-- Start of Exercise inputs --
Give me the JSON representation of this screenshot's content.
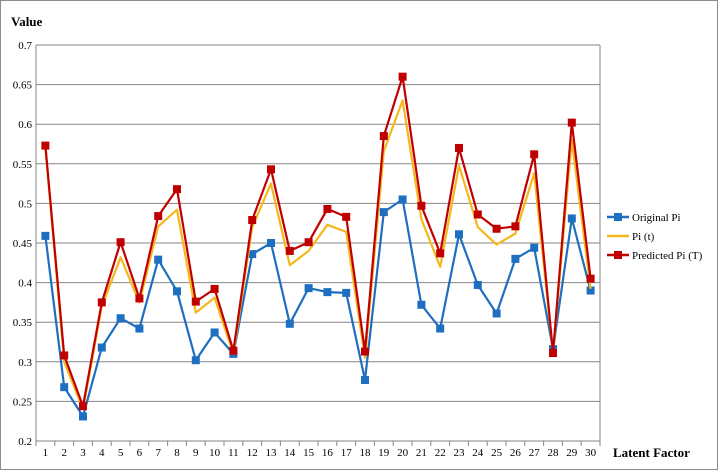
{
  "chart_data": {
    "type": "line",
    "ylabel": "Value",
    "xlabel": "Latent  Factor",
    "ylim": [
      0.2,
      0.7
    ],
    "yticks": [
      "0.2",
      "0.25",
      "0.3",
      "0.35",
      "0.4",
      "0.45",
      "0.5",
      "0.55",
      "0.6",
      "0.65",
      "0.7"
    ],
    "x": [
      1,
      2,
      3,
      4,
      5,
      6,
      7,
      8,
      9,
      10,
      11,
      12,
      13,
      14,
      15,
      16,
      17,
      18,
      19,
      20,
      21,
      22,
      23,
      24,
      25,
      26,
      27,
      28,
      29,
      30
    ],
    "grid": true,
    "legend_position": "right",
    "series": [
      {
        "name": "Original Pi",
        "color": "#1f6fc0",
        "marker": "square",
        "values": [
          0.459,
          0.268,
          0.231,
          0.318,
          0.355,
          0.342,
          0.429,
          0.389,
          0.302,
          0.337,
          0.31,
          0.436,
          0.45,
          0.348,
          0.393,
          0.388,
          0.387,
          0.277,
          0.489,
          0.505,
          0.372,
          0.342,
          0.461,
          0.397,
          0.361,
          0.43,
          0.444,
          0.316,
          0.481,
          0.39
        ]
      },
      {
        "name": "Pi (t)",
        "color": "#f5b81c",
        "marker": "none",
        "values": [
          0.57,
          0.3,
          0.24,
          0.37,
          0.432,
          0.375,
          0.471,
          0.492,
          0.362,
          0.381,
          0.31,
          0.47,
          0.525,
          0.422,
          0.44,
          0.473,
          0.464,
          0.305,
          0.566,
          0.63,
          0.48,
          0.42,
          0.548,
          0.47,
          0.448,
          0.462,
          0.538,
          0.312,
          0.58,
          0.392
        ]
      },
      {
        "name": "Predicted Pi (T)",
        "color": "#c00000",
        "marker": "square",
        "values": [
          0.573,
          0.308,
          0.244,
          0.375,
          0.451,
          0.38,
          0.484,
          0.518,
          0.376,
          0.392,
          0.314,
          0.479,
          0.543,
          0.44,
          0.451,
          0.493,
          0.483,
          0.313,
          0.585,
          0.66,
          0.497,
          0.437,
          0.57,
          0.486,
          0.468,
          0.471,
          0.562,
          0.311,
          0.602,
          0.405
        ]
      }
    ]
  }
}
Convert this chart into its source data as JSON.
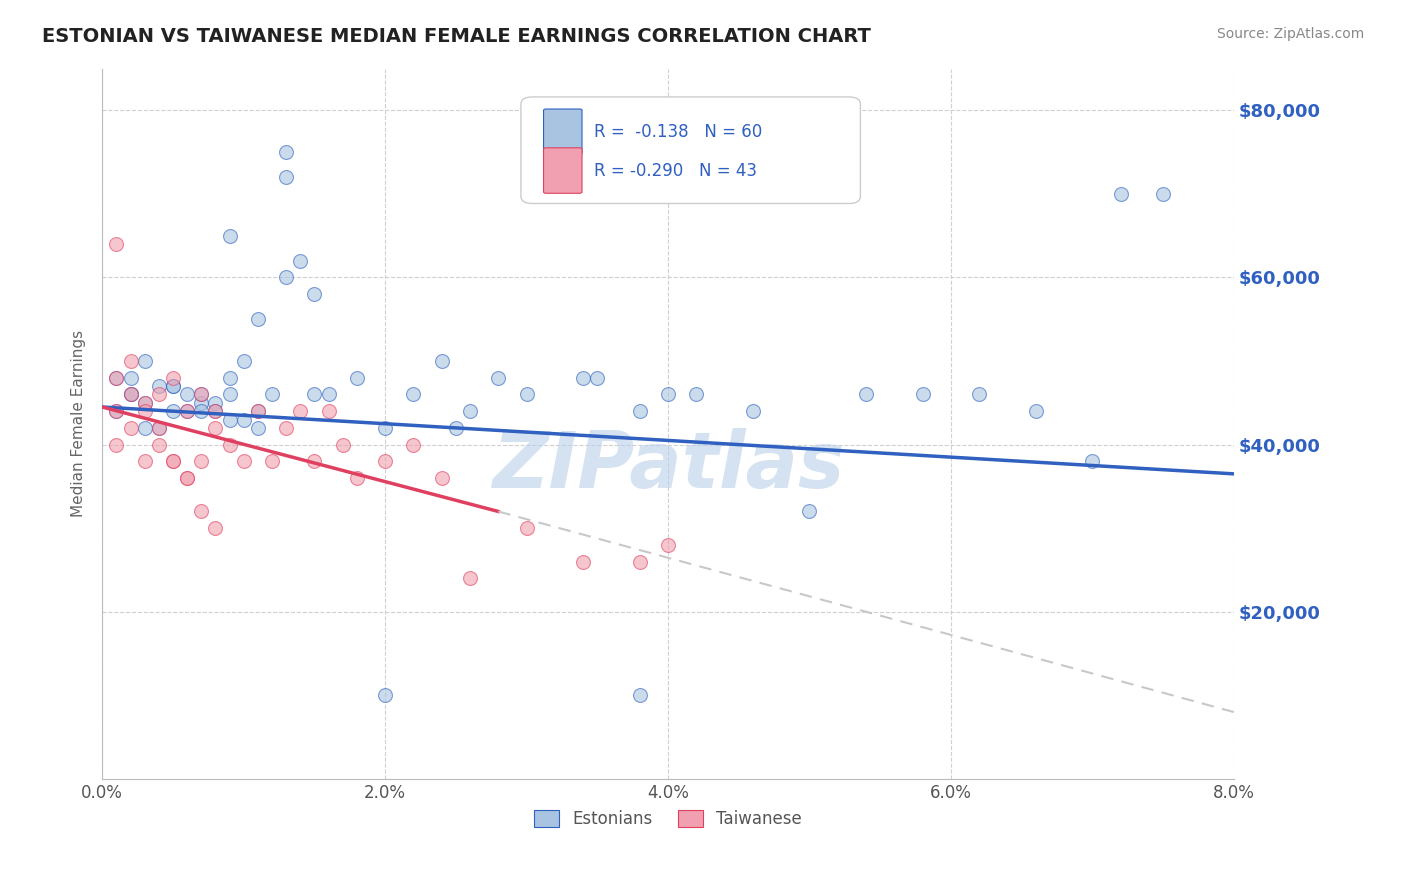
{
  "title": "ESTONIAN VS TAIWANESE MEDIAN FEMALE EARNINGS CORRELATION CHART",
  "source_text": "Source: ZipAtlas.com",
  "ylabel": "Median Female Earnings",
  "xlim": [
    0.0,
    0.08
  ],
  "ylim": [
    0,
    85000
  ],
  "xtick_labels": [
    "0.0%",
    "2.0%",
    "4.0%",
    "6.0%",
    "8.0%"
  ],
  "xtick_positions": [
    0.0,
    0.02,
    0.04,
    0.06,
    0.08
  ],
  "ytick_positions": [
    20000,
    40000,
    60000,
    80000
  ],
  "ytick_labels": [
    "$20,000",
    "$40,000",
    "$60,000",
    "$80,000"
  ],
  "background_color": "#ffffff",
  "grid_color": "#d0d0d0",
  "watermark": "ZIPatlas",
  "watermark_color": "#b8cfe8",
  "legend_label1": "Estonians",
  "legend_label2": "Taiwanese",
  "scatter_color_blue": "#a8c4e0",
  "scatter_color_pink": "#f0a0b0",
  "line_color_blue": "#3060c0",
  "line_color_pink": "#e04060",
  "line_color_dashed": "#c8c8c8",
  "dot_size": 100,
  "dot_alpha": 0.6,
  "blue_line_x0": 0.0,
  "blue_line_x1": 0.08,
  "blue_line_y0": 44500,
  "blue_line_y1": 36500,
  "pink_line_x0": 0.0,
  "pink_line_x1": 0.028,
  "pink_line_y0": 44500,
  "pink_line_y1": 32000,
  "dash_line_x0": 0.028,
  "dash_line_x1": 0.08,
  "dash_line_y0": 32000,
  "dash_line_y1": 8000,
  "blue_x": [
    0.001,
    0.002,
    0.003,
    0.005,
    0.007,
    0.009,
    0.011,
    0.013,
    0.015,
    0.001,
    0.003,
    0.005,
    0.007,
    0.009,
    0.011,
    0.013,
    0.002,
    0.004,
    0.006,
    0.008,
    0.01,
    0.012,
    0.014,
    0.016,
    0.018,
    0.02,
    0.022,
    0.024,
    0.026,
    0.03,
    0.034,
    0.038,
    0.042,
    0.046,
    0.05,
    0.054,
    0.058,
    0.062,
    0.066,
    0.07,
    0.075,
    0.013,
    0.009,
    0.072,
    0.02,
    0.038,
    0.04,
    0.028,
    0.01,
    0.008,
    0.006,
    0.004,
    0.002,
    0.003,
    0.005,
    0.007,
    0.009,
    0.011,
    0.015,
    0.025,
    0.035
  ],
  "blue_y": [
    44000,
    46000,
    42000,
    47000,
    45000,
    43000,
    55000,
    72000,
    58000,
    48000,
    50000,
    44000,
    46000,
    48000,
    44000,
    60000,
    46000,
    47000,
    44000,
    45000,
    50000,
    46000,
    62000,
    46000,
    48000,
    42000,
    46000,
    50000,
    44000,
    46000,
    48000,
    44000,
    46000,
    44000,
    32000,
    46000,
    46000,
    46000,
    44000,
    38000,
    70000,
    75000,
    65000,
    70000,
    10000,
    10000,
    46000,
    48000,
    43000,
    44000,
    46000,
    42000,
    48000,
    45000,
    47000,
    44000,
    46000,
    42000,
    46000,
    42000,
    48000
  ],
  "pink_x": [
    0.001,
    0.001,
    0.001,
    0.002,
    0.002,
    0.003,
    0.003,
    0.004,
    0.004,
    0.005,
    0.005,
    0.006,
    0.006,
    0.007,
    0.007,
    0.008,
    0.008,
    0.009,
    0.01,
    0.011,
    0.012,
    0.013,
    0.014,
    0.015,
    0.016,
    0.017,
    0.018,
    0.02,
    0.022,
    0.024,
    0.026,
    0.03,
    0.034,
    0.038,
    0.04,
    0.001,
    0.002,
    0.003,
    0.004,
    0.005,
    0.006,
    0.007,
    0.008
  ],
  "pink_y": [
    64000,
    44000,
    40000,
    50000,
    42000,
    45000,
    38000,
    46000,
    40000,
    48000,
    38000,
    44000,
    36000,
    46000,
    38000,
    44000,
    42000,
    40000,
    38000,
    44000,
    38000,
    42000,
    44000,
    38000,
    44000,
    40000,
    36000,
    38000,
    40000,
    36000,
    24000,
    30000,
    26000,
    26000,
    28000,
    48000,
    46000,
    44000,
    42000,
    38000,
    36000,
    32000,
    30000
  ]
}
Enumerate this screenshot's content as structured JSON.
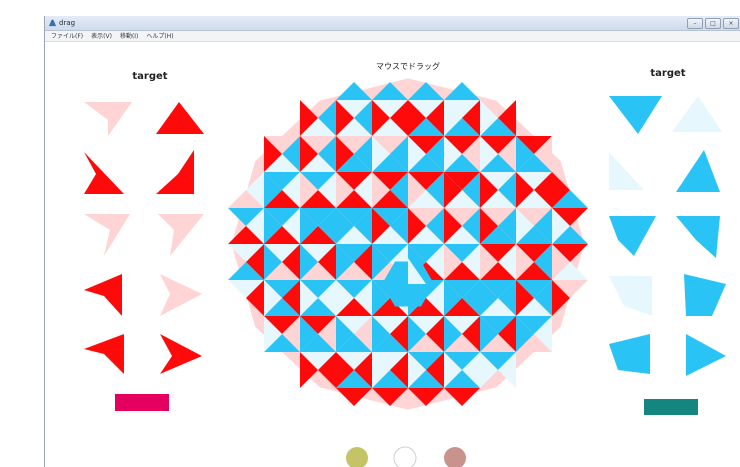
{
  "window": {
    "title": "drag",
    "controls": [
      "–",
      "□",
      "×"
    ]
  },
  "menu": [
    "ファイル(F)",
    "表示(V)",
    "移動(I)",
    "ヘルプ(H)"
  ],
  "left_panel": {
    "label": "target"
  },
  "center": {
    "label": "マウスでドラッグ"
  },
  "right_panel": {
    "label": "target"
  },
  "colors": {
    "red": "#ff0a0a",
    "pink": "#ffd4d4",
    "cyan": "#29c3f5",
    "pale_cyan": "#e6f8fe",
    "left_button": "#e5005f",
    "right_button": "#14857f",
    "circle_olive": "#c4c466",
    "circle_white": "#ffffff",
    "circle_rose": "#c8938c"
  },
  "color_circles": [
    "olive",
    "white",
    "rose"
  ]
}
-- End of Exercise inputs --
◆ Job ◆
All of the records above must be copied exactly, except for the pictures.

◆ Complete response ◆
Give me the JSON representation of this screenshot's content.
{
  "chart_data": {
    "type": "line",
    "ylabel": "Value",
    "xlabel": "Latent  Factor",
    "ylim": [
      0.2,
      0.7
    ],
    "yticks": [
      "0.2",
      "0.25",
      "0.3",
      "0.35",
      "0.4",
      "0.45",
      "0.5",
      "0.55",
      "0.6",
      "0.65",
      "0.7"
    ],
    "x": [
      1,
      2,
      3,
      4,
      5,
      6,
      7,
      8,
      9,
      10,
      11,
      12,
      13,
      14,
      15,
      16,
      17,
      18,
      19,
      20,
      21,
      22,
      23,
      24,
      25,
      26,
      27,
      28,
      29,
      30
    ],
    "grid": true,
    "legend_position": "right",
    "series": [
      {
        "name": "Original Pi",
        "color": "#1f6fc0",
        "marker": "square",
        "values": [
          0.459,
          0.268,
          0.231,
          0.318,
          0.355,
          0.342,
          0.429,
          0.389,
          0.302,
          0.337,
          0.31,
          0.436,
          0.45,
          0.348,
          0.393,
          0.388,
          0.387,
          0.277,
          0.489,
          0.505,
          0.372,
          0.342,
          0.461,
          0.397,
          0.361,
          0.43,
          0.444,
          0.316,
          0.481,
          0.39
        ]
      },
      {
        "name": "Pi (t)",
        "color": "#f5b81c",
        "marker": "none",
        "values": [
          0.57,
          0.3,
          0.24,
          0.37,
          0.432,
          0.375,
          0.471,
          0.492,
          0.362,
          0.381,
          0.31,
          0.47,
          0.525,
          0.422,
          0.44,
          0.473,
          0.464,
          0.305,
          0.566,
          0.63,
          0.48,
          0.42,
          0.548,
          0.47,
          0.448,
          0.462,
          0.538,
          0.312,
          0.58,
          0.392
        ]
      },
      {
        "name": "Predicted Pi (T)",
        "color": "#c00000",
        "marker": "square",
        "values": [
          0.573,
          0.308,
          0.244,
          0.375,
          0.451,
          0.38,
          0.484,
          0.518,
          0.376,
          0.392,
          0.314,
          0.479,
          0.543,
          0.44,
          0.451,
          0.493,
          0.483,
          0.313,
          0.585,
          0.66,
          0.497,
          0.437,
          0.57,
          0.486,
          0.468,
          0.471,
          0.562,
          0.311,
          0.602,
          0.405
        ]
      }
    ]
  }
}
Convert this chart into its source data as JSON.
{
  "title": "ESTONIAN VS TAIWANESE MEDIAN FEMALE EARNINGS CORRELATION CHART",
  "source_text": "Source: ZipAtlas.com",
  "ylabel": "Median Female Earnings",
  "xlim": [
    0.0,
    0.08
  ],
  "ylim": [
    0,
    85000
  ],
  "xtick_labels": [
    "0.0%",
    "2.0%",
    "4.0%",
    "6.0%",
    "8.0%"
  ],
  "xtick_positions": [
    0.0,
    0.02,
    0.04,
    0.06,
    0.08
  ],
  "ytick_positions": [
    20000,
    40000,
    60000,
    80000
  ],
  "ytick_labels": [
    "$20,000",
    "$40,000",
    "$60,000",
    "$80,000"
  ],
  "background_color": "#ffffff",
  "grid_color": "#d0d0d0",
  "watermark": "ZIPatlas",
  "watermark_color": "#b8cfe8",
  "legend_label1": "Estonians",
  "legend_label2": "Taiwanese",
  "scatter_color_blue": "#a8c4e0",
  "scatter_color_pink": "#f0a0b0",
  "line_color_blue": "#3060c0",
  "line_color_pink": "#e04060",
  "line_color_dashed": "#c8c8c8",
  "dot_size": 100,
  "dot_alpha": 0.6,
  "blue_line_x0": 0.0,
  "blue_line_x1": 0.08,
  "blue_line_y0": 44500,
  "blue_line_y1": 36500,
  "pink_line_x0": 0.0,
  "pink_line_x1": 0.028,
  "pink_line_y0": 44500,
  "pink_line_y1": 32000,
  "dash_line_x0": 0.028,
  "dash_line_x1": 0.08,
  "dash_line_y0": 32000,
  "dash_line_y1": 8000,
  "blue_x": [
    0.001,
    0.002,
    0.003,
    0.005,
    0.007,
    0.009,
    0.011,
    0.013,
    0.015,
    0.001,
    0.003,
    0.005,
    0.007,
    0.009,
    0.011,
    0.013,
    0.002,
    0.004,
    0.006,
    0.008,
    0.01,
    0.012,
    0.014,
    0.016,
    0.018,
    0.02,
    0.022,
    0.024,
    0.026,
    0.03,
    0.034,
    0.038,
    0.042,
    0.046,
    0.05,
    0.054,
    0.058,
    0.062,
    0.066,
    0.07,
    0.075,
    0.013,
    0.009,
    0.072,
    0.02,
    0.038,
    0.04,
    0.028,
    0.01,
    0.008,
    0.006,
    0.004,
    0.002,
    0.003,
    0.005,
    0.007,
    0.009,
    0.011,
    0.015,
    0.025,
    0.035
  ],
  "blue_y": [
    44000,
    46000,
    42000,
    47000,
    45000,
    43000,
    55000,
    72000,
    58000,
    48000,
    50000,
    44000,
    46000,
    48000,
    44000,
    60000,
    46000,
    47000,
    44000,
    45000,
    50000,
    46000,
    62000,
    46000,
    48000,
    42000,
    46000,
    50000,
    44000,
    46000,
    48000,
    44000,
    46000,
    44000,
    32000,
    46000,
    46000,
    46000,
    44000,
    38000,
    70000,
    75000,
    65000,
    70000,
    10000,
    10000,
    46000,
    48000,
    43000,
    44000,
    46000,
    42000,
    48000,
    45000,
    47000,
    44000,
    46000,
    42000,
    46000,
    42000,
    48000
  ],
  "pink_x": [
    0.001,
    0.001,
    0.001,
    0.002,
    0.002,
    0.003,
    0.003,
    0.004,
    0.004,
    0.005,
    0.005,
    0.006,
    0.006,
    0.007,
    0.007,
    0.008,
    0.008,
    0.009,
    0.01,
    0.011,
    0.012,
    0.013,
    0.014,
    0.015,
    0.016,
    0.017,
    0.018,
    0.02,
    0.022,
    0.024,
    0.026,
    0.03,
    0.034,
    0.038,
    0.04,
    0.001,
    0.002,
    0.003,
    0.004,
    0.005,
    0.006,
    0.007,
    0.008
  ],
  "pink_y": [
    64000,
    44000,
    40000,
    50000,
    42000,
    45000,
    38000,
    46000,
    40000,
    48000,
    38000,
    44000,
    36000,
    46000,
    38000,
    44000,
    42000,
    40000,
    38000,
    44000,
    38000,
    42000,
    44000,
    38000,
    44000,
    40000,
    36000,
    38000,
    40000,
    36000,
    24000,
    30000,
    26000,
    26000,
    28000,
    48000,
    46000,
    44000,
    42000,
    38000,
    36000,
    32000,
    30000
  ]
}
Enumerate this screenshot's content as structured JSON.
{
  "window": {
    "title": "drag",
    "controls": [
      "–",
      "□",
      "×"
    ]
  },
  "menu": [
    "ファイル(F)",
    "表示(V)",
    "移動(I)",
    "ヘルプ(H)"
  ],
  "left_panel": {
    "label": "target"
  },
  "center": {
    "label": "マウスでドラッグ"
  },
  "right_panel": {
    "label": "target"
  },
  "colors": {
    "red": "#ff0a0a",
    "pink": "#ffd4d4",
    "cyan": "#29c3f5",
    "pale_cyan": "#e6f8fe",
    "left_button": "#e5005f",
    "right_button": "#14857f",
    "circle_olive": "#c4c466",
    "circle_white": "#ffffff",
    "circle_rose": "#c8938c"
  },
  "color_circles": [
    "olive",
    "white",
    "rose"
  ]
}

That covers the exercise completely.